**WRITTEN REQUEST**
Print all records exactly, leaving nothing out.

[Source records]
==============================
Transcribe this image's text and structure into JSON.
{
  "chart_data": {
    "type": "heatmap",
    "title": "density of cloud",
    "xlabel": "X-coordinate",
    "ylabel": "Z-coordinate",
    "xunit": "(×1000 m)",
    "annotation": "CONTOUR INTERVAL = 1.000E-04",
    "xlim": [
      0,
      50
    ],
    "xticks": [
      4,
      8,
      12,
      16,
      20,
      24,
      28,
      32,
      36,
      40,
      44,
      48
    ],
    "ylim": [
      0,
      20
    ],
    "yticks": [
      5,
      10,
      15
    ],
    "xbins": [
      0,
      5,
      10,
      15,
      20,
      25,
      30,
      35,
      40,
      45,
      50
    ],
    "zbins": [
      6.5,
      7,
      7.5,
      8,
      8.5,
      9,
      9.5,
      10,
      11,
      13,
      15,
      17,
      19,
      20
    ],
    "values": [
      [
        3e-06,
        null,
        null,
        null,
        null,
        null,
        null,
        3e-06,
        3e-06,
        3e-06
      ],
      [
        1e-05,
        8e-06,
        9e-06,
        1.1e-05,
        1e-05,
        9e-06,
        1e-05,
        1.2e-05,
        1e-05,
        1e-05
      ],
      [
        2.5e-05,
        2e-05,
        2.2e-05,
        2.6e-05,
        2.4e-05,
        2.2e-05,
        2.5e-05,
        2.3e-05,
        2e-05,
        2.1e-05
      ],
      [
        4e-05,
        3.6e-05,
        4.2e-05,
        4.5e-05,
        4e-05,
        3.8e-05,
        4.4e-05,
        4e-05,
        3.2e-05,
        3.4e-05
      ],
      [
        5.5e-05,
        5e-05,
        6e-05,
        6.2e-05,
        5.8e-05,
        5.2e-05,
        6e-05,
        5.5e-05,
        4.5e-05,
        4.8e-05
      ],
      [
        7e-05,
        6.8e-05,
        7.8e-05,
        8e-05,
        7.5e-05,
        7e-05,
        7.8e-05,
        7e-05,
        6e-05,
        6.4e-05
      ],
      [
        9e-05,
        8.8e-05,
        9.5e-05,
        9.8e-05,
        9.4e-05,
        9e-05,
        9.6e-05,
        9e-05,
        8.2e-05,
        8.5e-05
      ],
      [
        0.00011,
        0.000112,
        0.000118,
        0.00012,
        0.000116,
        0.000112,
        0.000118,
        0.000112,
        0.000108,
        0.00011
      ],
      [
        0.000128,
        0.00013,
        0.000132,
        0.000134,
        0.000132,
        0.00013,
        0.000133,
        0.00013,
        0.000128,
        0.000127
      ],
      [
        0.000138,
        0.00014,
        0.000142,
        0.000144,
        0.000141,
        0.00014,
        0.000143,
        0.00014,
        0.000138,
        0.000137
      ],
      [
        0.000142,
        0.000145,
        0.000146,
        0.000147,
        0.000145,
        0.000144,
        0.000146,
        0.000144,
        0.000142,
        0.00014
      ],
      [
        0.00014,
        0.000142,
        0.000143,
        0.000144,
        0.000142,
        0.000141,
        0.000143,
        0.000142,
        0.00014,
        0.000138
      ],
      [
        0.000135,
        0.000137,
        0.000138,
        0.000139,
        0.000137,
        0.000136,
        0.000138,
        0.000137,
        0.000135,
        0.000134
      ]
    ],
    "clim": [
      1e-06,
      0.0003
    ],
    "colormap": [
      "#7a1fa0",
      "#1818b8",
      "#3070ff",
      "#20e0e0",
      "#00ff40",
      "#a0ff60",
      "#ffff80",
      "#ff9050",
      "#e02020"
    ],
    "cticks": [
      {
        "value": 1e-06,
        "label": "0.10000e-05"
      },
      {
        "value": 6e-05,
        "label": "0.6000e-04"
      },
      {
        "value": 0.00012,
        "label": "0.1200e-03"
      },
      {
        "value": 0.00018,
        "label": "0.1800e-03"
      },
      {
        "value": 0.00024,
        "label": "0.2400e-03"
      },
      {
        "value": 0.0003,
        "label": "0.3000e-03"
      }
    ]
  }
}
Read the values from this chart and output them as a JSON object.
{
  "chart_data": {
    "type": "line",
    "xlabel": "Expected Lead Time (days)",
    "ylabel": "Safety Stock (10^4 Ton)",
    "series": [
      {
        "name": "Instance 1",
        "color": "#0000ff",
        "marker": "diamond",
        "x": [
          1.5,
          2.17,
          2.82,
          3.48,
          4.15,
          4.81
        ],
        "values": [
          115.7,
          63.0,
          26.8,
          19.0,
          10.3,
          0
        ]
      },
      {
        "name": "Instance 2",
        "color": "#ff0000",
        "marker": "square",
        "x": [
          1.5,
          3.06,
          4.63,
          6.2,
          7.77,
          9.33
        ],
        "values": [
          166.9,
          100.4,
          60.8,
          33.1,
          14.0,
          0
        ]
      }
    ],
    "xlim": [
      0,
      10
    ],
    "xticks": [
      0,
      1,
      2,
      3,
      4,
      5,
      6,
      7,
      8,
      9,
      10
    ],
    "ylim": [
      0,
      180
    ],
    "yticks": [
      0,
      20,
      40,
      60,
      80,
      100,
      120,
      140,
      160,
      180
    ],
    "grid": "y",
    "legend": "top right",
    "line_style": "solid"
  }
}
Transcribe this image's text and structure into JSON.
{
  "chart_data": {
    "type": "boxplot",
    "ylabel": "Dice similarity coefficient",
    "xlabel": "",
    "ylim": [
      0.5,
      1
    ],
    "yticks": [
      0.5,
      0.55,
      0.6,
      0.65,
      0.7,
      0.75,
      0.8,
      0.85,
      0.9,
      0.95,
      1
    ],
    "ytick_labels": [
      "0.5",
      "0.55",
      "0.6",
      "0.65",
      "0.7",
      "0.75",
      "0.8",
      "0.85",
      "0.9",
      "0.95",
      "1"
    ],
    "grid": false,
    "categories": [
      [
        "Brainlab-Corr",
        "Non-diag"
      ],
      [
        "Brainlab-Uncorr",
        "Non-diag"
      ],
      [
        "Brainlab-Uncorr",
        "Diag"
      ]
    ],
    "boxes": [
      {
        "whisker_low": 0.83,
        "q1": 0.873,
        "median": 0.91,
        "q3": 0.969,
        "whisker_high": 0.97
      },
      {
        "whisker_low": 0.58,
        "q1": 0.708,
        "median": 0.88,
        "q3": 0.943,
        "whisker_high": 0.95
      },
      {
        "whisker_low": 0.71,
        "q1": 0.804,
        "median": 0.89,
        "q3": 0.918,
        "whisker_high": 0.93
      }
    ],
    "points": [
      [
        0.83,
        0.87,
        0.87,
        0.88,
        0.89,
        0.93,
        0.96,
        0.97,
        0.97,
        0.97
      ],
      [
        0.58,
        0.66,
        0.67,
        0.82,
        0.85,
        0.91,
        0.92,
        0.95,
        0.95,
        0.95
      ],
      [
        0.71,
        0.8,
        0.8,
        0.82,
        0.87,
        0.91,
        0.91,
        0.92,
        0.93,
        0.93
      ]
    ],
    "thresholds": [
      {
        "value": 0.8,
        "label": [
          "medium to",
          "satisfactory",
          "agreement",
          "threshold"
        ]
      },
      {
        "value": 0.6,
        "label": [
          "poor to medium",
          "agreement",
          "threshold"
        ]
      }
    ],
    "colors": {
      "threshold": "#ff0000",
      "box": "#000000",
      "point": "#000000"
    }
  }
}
==============================
**TASK RESPONSE**
Transcribe this image's text and structure into JSON.
{
  "chart_data": {
    "type": "heatmap",
    "title": "density of cloud",
    "xlabel": "X-coordinate",
    "ylabel": "Z-coordinate",
    "xunit": "(×1000 m)",
    "annotation": "CONTOUR INTERVAL = 1.000E-04",
    "xlim": [
      0,
      50
    ],
    "xticks": [
      4,
      8,
      12,
      16,
      20,
      24,
      28,
      32,
      36,
      40,
      44,
      48
    ],
    "ylim": [
      0,
      20
    ],
    "yticks": [
      5,
      10,
      15
    ],
    "xbins": [
      0,
      5,
      10,
      15,
      20,
      25,
      30,
      35,
      40,
      45,
      50
    ],
    "zbins": [
      6.5,
      7,
      7.5,
      8,
      8.5,
      9,
      9.5,
      10,
      11,
      13,
      15,
      17,
      19,
      20
    ],
    "values": [
      [
        3e-06,
        null,
        null,
        null,
        null,
        null,
        null,
        3e-06,
        3e-06,
        3e-06
      ],
      [
        1e-05,
        8e-06,
        9e-06,
        1.1e-05,
        1e-05,
        9e-06,
        1e-05,
        1.2e-05,
        1e-05,
        1e-05
      ],
      [
        2.5e-05,
        2e-05,
        2.2e-05,
        2.6e-05,
        2.4e-05,
        2.2e-05,
        2.5e-05,
        2.3e-05,
        2e-05,
        2.1e-05
      ],
      [
        4e-05,
        3.6e-05,
        4.2e-05,
        4.5e-05,
        4e-05,
        3.8e-05,
        4.4e-05,
        4e-05,
        3.2e-05,
        3.4e-05
      ],
      [
        5.5e-05,
        5e-05,
        6e-05,
        6.2e-05,
        5.8e-05,
        5.2e-05,
        6e-05,
        5.5e-05,
        4.5e-05,
        4.8e-05
      ],
      [
        7e-05,
        6.8e-05,
        7.8e-05,
        8e-05,
        7.5e-05,
        7e-05,
        7.8e-05,
        7e-05,
        6e-05,
        6.4e-05
      ],
      [
        9e-05,
        8.8e-05,
        9.5e-05,
        9.8e-05,
        9.4e-05,
        9e-05,
        9.6e-05,
        9e-05,
        8.2e-05,
        8.5e-05
      ],
      [
        0.00011,
        0.000112,
        0.000118,
        0.00012,
        0.000116,
        0.000112,
        0.000118,
        0.000112,
        0.000108,
        0.00011
      ],
      [
        0.000128,
        0.00013,
        0.000132,
        0.000134,
        0.000132,
        0.00013,
        0.000133,
        0.00013,
        0.000128,
        0.000127
      ],
      [
        0.000138,
        0.00014,
        0.000142,
        0.000144,
        0.000141,
        0.00014,
        0.000143,
        0.00014,
        0.000138,
        0.000137
      ],
      [
        0.000142,
        0.000145,
        0.000146,
        0.000147,
        0.000145,
        0.000144,
        0.000146,
        0.000144,
        0.000142,
        0.00014
      ],
      [
        0.00014,
        0.000142,
        0.000143,
        0.000144,
        0.000142,
        0.000141,
        0.000143,
        0.000142,
        0.00014,
        0.000138
      ],
      [
        0.000135,
        0.000137,
        0.000138,
        0.000139,
        0.000137,
        0.000136,
        0.000138,
        0.000137,
        0.000135,
        0.000134
      ]
    ],
    "clim": [
      1e-06,
      0.0003
    ],
    "colormap": [
      "#7a1fa0",
      "#1818b8",
      "#3070ff",
      "#20e0e0",
      "#00ff40",
      "#a0ff60",
      "#ffff80",
      "#ff9050",
      "#e02020"
    ],
    "cticks": [
      {
        "value": 1e-06,
        "label": "0.10000e-05"
      },
      {
        "value": 6e-05,
        "label": "0.6000e-04"
      },
      {
        "value": 0.00012,
        "label": "0.1200e-03"
      },
      {
        "value": 0.00018,
        "label": "0.1800e-03"
      },
      {
        "value": 0.00024,
        "label": "0.2400e-03"
      },
      {
        "value": 0.0003,
        "label": "0.3000e-03"
      }
    ]
  }
}
Read the values from this chart and output them as a JSON object.
{
  "chart_data": {
    "type": "line",
    "xlabel": "Expected Lead Time (days)",
    "ylabel": "Safety Stock (10^4 Ton)",
    "series": [
      {
        "name": "Instance 1",
        "color": "#0000ff",
        "marker": "diamond",
        "x": [
          1.5,
          2.17,
          2.82,
          3.48,
          4.15,
          4.81
        ],
        "values": [
          115.7,
          63.0,
          26.8,
          19.0,
          10.3,
          0
        ]
      },
      {
        "name": "Instance 2",
        "color": "#ff0000",
        "marker": "square",
        "x": [
          1.5,
          3.06,
          4.63,
          6.2,
          7.77,
          9.33
        ],
        "values": [
          166.9,
          100.4,
          60.8,
          33.1,
          14.0,
          0
        ]
      }
    ],
    "xlim": [
      0,
      10
    ],
    "xticks": [
      0,
      1,
      2,
      3,
      4,
      5,
      6,
      7,
      8,
      9,
      10
    ],
    "ylim": [
      0,
      180
    ],
    "yticks": [
      0,
      20,
      40,
      60,
      80,
      100,
      120,
      140,
      160,
      180
    ],
    "grid": "y",
    "legend": "top right",
    "line_style": "solid"
  }
}
Transcribe this image's text and structure into JSON.
{
  "chart_data": {
    "type": "boxplot",
    "ylabel": "Dice similarity coefficient",
    "xlabel": "",
    "ylim": [
      0.5,
      1
    ],
    "yticks": [
      0.5,
      0.55,
      0.6,
      0.65,
      0.7,
      0.75,
      0.8,
      0.85,
      0.9,
      0.95,
      1
    ],
    "ytick_labels": [
      "0.5",
      "0.55",
      "0.6",
      "0.65",
      "0.7",
      "0.75",
      "0.8",
      "0.85",
      "0.9",
      "0.95",
      "1"
    ],
    "grid": false,
    "categories": [
      [
        "Brainlab-Corr",
        "Non-diag"
      ],
      [
        "Brainlab-Uncorr",
        "Non-diag"
      ],
      [
        "Brainlab-Uncorr",
        "Diag"
      ]
    ],
    "boxes": [
      {
        "whisker_low": 0.83,
        "q1": 0.873,
        "median": 0.91,
        "q3": 0.969,
        "whisker_high": 0.97
      },
      {
        "whisker_low": 0.58,
        "q1": 0.708,
        "median": 0.88,
        "q3": 0.943,
        "whisker_high": 0.95
      },
      {
        "whisker_low": 0.71,
        "q1": 0.804,
        "median": 0.89,
        "q3": 0.918,
        "whisker_high": 0.93
      }
    ],
    "points": [
      [
        0.83,
        0.87,
        0.87,
        0.88,
        0.89,
        0.93,
        0.96,
        0.97,
        0.97,
        0.97
      ],
      [
        0.58,
        0.66,
        0.67,
        0.82,
        0.85,
        0.91,
        0.92,
        0.95,
        0.95,
        0.95
      ],
      [
        0.71,
        0.8,
        0.8,
        0.82,
        0.87,
        0.91,
        0.91,
        0.92,
        0.93,
        0.93
      ]
    ],
    "thresholds": [
      {
        "value": 0.8,
        "label": [
          "medium to",
          "satisfactory",
          "agreement",
          "threshold"
        ]
      },
      {
        "value": 0.6,
        "label": [
          "poor to medium",
          "agreement",
          "threshold"
        ]
      }
    ],
    "colors": {
      "threshold": "#ff0000",
      "box": "#000000",
      "point": "#000000"
    }
  }
}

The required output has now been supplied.